> [TASK MATERIAL]:
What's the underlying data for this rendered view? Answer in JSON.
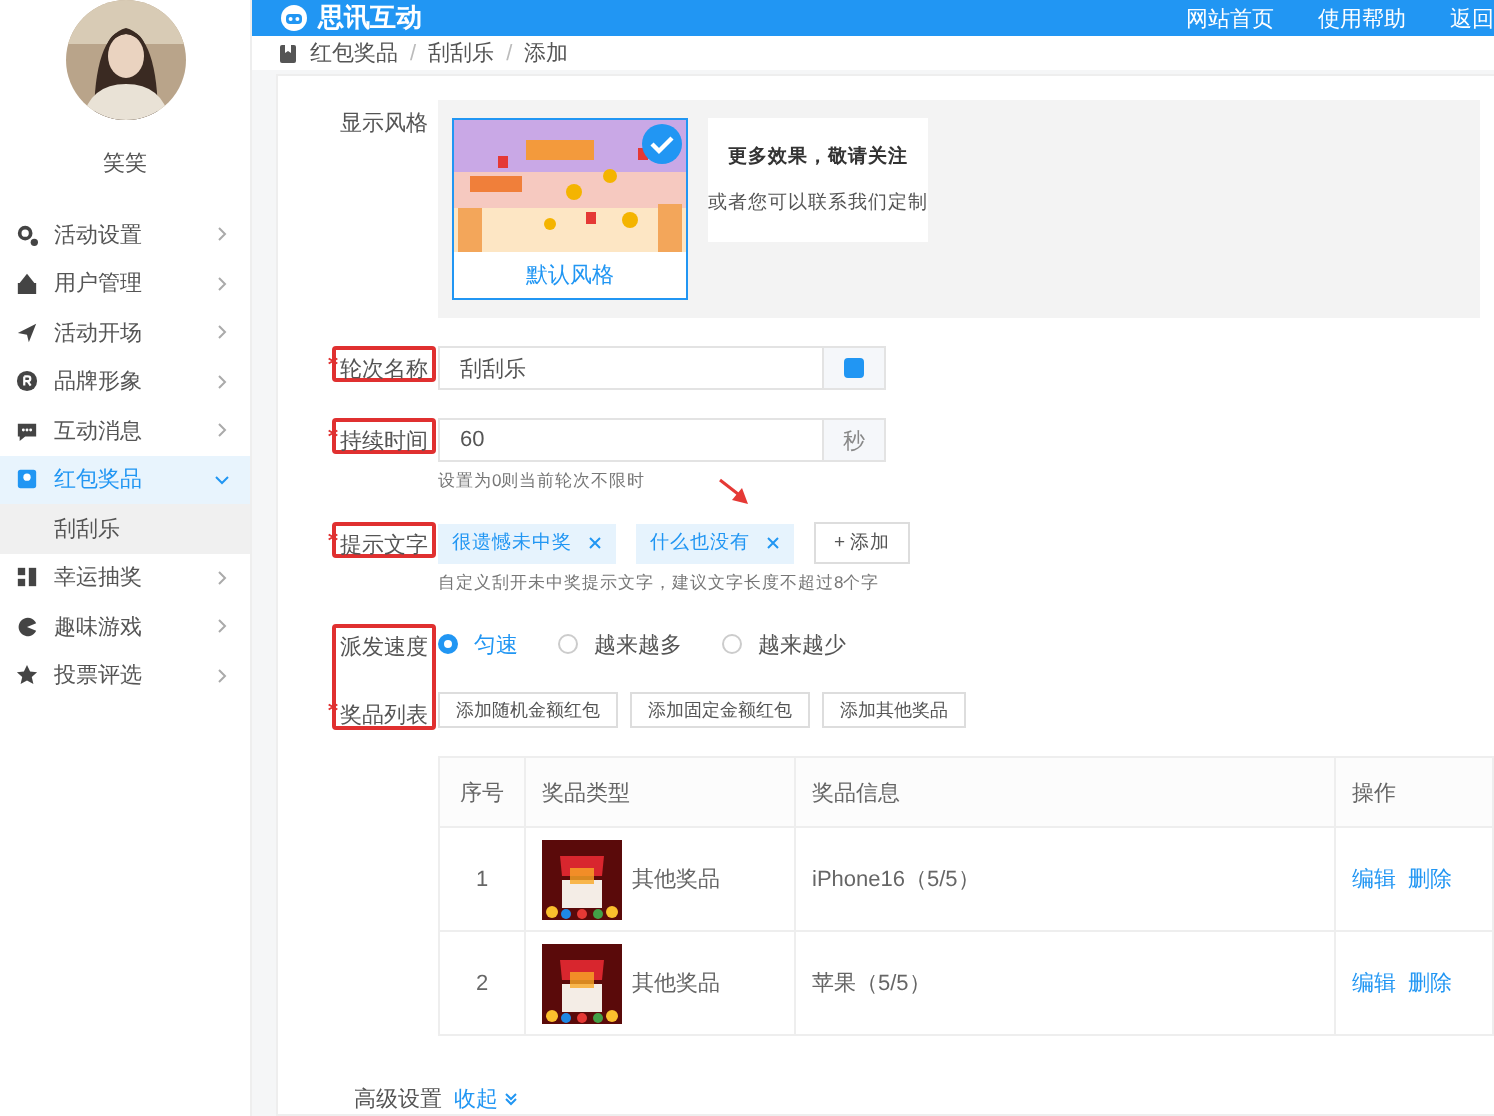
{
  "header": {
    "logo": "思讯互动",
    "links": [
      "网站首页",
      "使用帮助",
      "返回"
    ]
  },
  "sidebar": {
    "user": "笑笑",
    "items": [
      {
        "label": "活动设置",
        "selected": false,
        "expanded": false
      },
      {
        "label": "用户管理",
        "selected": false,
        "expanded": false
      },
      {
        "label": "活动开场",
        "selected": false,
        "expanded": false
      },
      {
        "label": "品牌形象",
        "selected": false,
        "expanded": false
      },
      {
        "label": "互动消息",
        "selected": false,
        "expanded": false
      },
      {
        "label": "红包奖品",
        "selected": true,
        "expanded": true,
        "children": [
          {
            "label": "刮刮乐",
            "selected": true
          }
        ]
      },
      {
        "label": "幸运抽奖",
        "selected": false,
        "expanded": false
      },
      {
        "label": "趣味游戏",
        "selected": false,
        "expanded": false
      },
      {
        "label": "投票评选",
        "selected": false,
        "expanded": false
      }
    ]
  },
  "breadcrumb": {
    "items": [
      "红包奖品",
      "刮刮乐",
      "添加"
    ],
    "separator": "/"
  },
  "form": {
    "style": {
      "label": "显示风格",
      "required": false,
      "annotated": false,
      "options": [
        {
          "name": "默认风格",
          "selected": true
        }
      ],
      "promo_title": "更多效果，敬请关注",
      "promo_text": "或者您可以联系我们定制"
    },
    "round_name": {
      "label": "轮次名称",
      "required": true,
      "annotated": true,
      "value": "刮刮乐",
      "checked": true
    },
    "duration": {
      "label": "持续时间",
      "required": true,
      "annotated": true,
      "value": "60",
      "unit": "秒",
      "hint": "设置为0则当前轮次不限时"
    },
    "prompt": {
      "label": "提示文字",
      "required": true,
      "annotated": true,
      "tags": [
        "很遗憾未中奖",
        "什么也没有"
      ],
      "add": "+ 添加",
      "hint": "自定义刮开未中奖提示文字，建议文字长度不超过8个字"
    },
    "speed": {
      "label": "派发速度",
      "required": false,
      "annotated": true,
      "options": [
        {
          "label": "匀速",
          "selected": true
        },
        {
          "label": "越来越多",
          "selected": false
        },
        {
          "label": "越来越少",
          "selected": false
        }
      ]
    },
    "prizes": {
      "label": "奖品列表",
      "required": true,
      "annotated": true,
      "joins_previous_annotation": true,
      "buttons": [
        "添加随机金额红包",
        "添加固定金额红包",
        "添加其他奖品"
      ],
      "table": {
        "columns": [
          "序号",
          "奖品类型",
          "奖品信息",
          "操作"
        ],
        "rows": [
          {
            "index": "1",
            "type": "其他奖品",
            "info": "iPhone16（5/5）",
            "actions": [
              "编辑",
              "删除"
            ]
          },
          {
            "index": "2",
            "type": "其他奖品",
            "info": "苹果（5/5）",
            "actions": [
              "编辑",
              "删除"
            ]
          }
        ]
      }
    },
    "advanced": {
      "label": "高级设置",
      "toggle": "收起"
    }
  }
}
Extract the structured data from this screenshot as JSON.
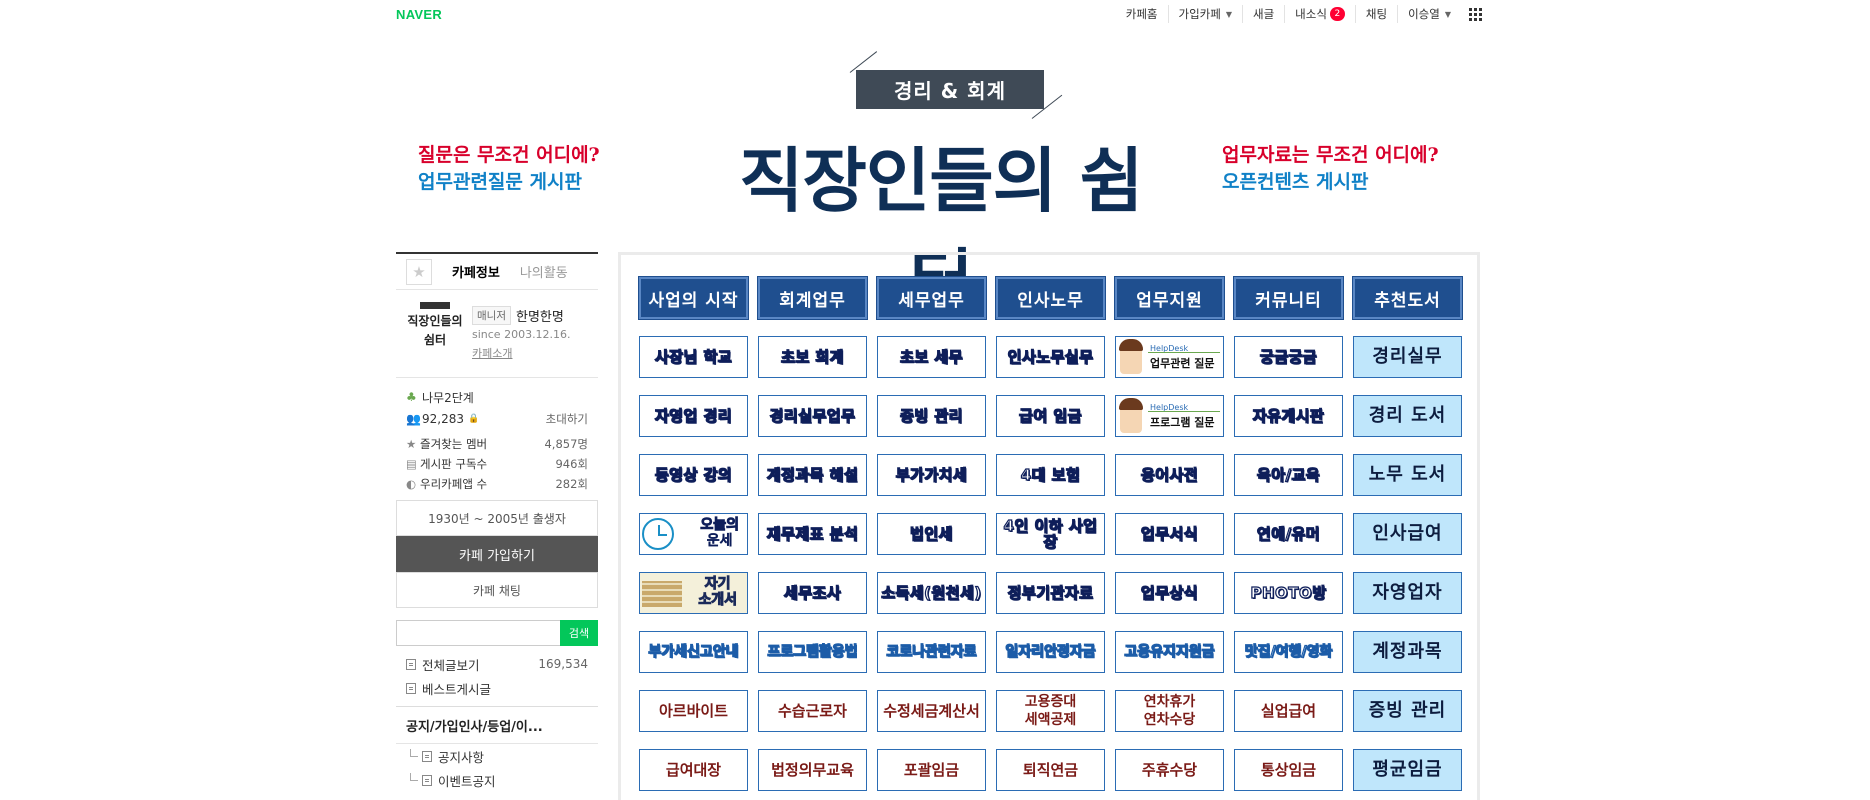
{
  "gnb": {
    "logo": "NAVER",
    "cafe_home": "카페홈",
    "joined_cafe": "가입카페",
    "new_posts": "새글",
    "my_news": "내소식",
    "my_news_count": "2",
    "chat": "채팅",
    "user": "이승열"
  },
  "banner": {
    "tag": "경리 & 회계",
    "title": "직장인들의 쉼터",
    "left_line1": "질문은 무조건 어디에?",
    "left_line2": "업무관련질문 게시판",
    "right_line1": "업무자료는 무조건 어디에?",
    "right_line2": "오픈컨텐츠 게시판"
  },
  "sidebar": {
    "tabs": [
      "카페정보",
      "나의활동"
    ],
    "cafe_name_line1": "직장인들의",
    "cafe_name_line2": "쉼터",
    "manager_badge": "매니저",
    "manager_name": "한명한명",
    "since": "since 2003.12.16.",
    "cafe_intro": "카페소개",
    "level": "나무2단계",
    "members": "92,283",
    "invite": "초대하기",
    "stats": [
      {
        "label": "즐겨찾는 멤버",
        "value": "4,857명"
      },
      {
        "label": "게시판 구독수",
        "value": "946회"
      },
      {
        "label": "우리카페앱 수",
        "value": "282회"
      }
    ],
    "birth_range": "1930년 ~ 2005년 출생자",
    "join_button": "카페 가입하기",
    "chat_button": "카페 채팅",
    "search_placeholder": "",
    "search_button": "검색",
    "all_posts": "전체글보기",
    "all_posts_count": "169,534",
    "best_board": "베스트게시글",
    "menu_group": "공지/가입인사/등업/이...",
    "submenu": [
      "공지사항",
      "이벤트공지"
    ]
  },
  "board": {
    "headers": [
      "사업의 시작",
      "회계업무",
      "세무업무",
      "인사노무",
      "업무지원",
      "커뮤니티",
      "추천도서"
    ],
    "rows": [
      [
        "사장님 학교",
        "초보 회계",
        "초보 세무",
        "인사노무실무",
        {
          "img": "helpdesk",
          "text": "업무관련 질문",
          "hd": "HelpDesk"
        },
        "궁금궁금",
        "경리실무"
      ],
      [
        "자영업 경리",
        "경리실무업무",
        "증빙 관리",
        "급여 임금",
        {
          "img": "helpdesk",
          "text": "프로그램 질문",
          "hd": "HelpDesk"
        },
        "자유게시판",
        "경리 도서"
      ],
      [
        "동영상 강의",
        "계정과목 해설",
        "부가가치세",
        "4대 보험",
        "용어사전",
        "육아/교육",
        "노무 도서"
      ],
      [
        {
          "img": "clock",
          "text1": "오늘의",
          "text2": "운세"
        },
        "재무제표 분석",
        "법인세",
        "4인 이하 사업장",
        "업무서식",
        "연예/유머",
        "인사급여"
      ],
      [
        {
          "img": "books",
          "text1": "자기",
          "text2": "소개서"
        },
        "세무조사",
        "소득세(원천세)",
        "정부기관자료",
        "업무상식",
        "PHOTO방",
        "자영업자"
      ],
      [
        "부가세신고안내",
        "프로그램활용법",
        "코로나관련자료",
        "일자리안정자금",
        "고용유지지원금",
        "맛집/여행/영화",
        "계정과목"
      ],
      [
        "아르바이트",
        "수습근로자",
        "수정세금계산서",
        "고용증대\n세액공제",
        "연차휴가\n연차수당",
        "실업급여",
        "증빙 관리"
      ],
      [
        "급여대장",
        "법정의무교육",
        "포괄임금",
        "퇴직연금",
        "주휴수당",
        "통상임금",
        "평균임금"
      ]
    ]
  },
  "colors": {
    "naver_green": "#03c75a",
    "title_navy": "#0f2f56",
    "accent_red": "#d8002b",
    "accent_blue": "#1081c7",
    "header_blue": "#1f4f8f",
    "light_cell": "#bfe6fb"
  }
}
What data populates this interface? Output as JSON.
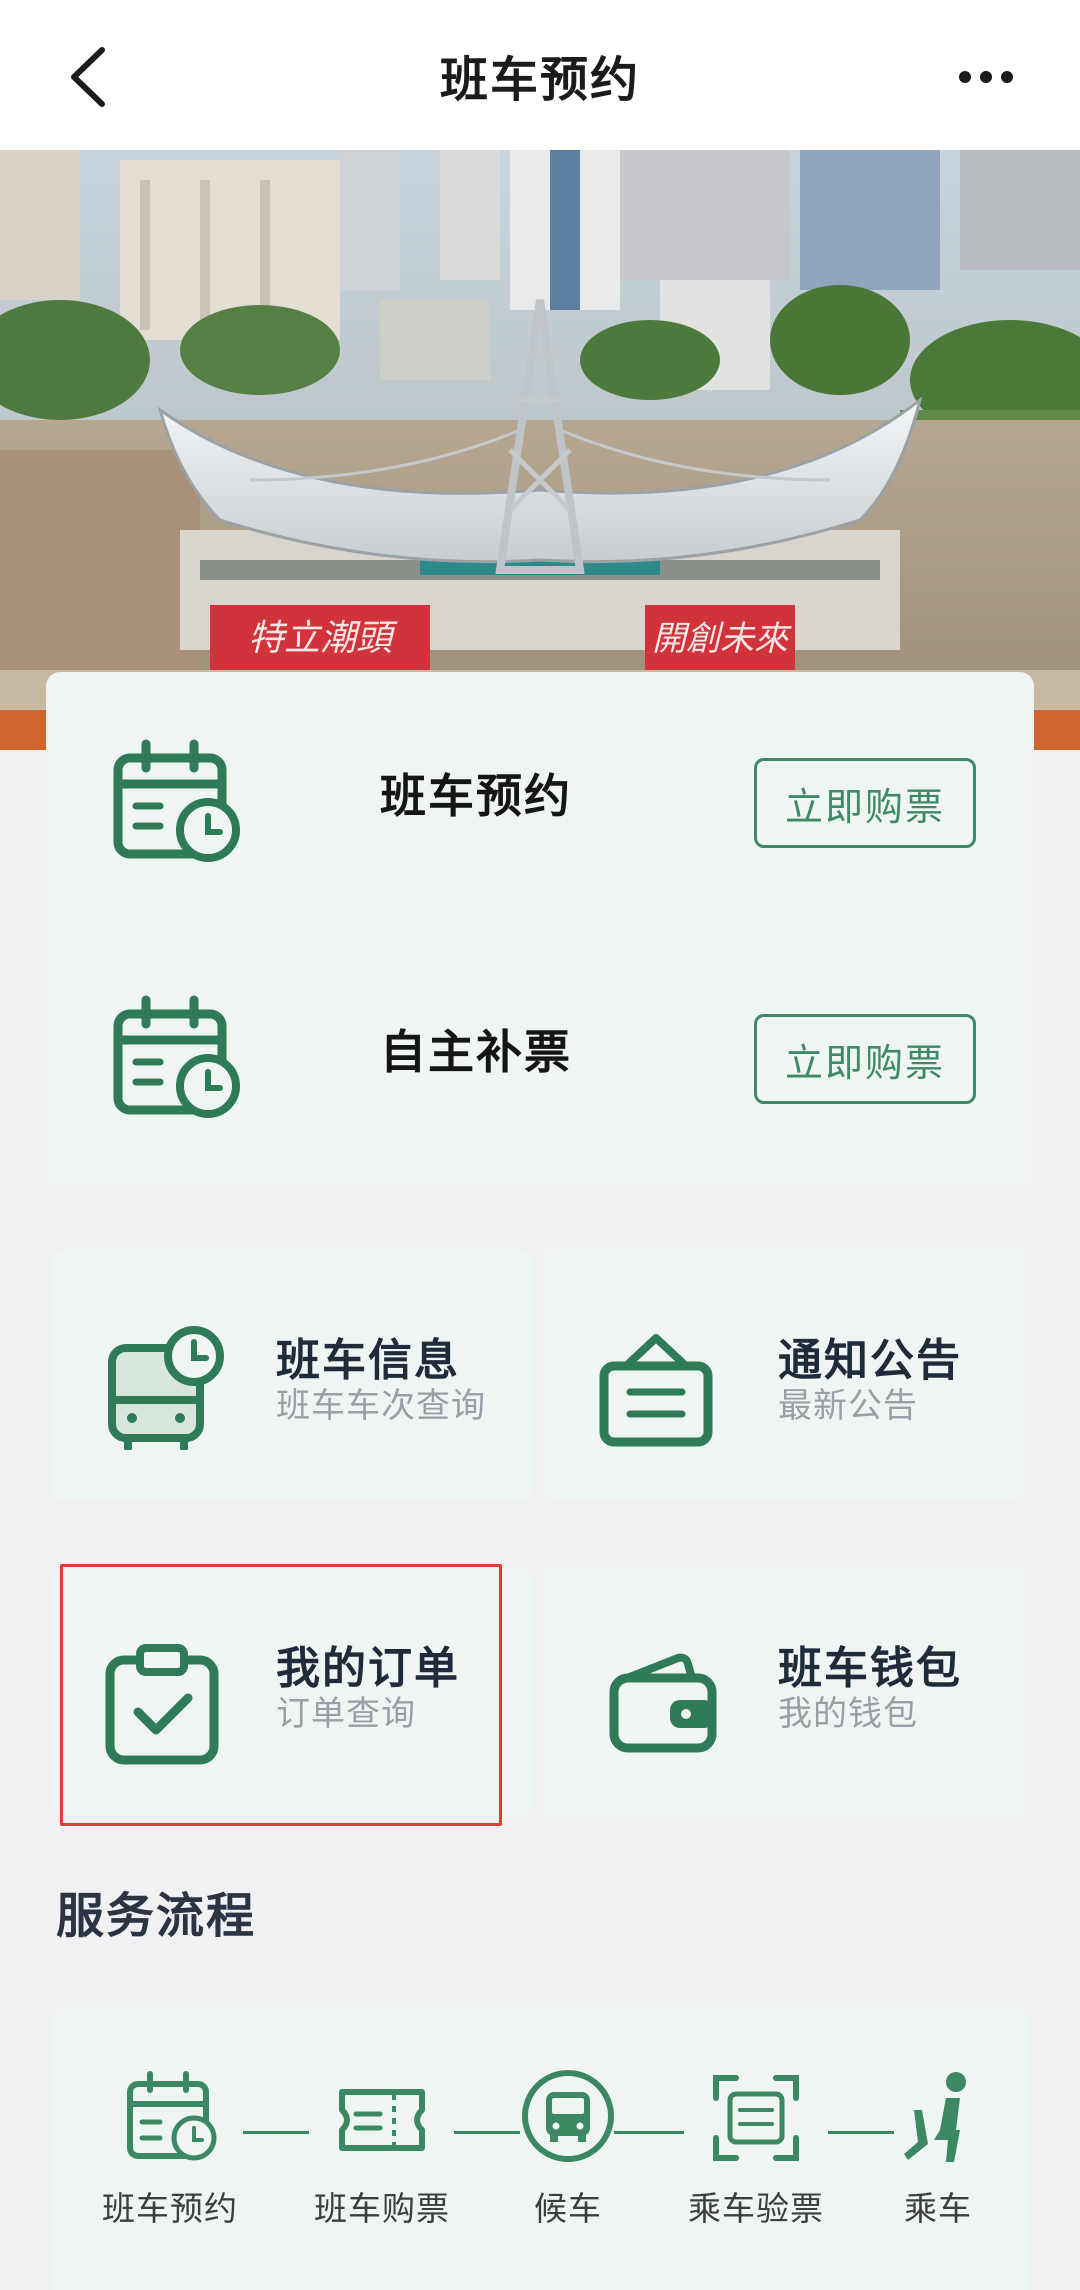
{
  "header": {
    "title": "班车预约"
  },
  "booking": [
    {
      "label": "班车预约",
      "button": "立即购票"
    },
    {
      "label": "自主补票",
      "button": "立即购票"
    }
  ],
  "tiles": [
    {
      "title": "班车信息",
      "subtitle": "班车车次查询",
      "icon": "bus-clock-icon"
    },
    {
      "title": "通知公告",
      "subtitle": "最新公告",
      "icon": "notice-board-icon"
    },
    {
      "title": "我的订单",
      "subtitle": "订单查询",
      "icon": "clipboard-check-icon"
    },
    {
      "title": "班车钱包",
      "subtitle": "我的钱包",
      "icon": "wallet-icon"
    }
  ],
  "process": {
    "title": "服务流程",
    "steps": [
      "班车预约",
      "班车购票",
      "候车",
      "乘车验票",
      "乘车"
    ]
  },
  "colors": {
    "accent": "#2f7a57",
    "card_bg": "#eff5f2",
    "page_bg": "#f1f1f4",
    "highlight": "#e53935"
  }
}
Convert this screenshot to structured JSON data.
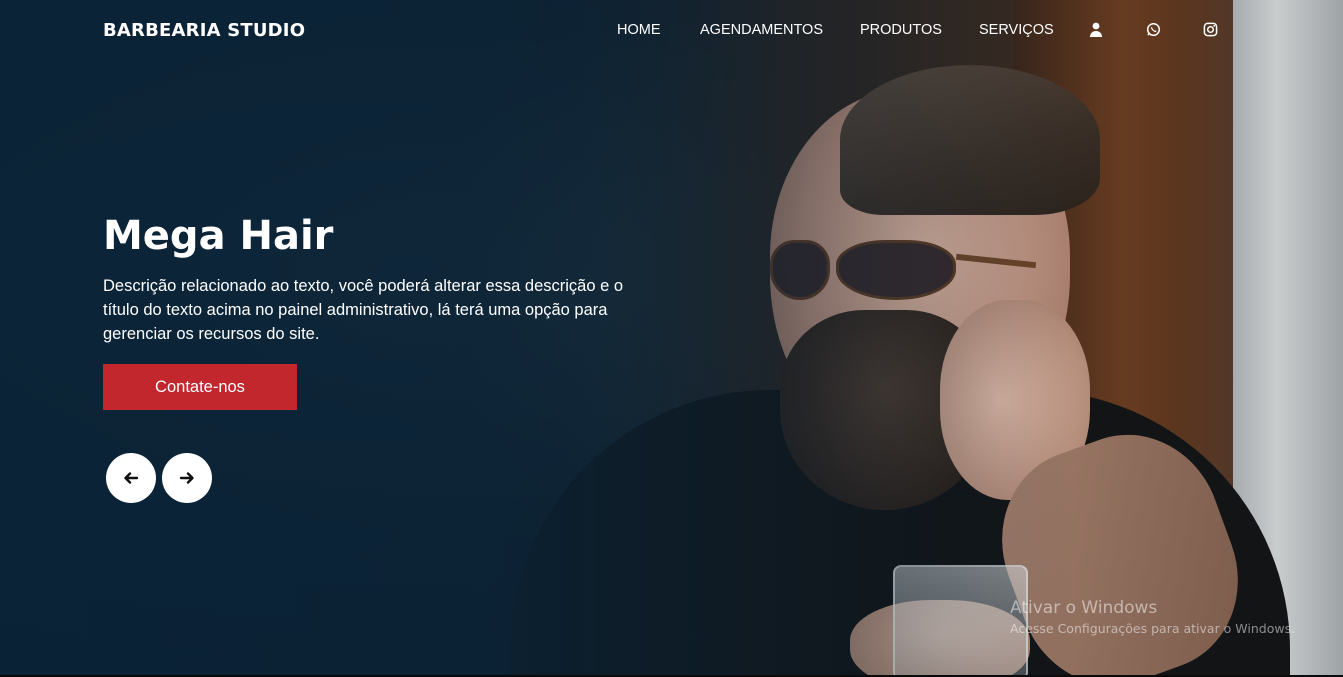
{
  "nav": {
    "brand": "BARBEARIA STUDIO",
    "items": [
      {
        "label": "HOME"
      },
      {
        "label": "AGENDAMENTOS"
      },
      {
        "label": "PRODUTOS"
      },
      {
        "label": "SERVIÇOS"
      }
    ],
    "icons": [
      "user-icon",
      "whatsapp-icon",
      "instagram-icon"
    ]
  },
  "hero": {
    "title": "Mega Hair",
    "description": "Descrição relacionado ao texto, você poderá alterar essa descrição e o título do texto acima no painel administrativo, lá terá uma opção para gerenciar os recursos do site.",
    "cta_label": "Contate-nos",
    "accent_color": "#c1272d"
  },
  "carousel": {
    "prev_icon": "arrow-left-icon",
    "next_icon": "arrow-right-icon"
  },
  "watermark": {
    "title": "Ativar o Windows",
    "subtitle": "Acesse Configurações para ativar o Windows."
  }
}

> [EXERCISE PROMPT]: Look through the material above. Copy each line where the word "직장인들의" appears.

> [WRITTEN ANSWER]:
    "title": "직장인들의 쉼터",
    "cafe_name_line1": "직장인들의",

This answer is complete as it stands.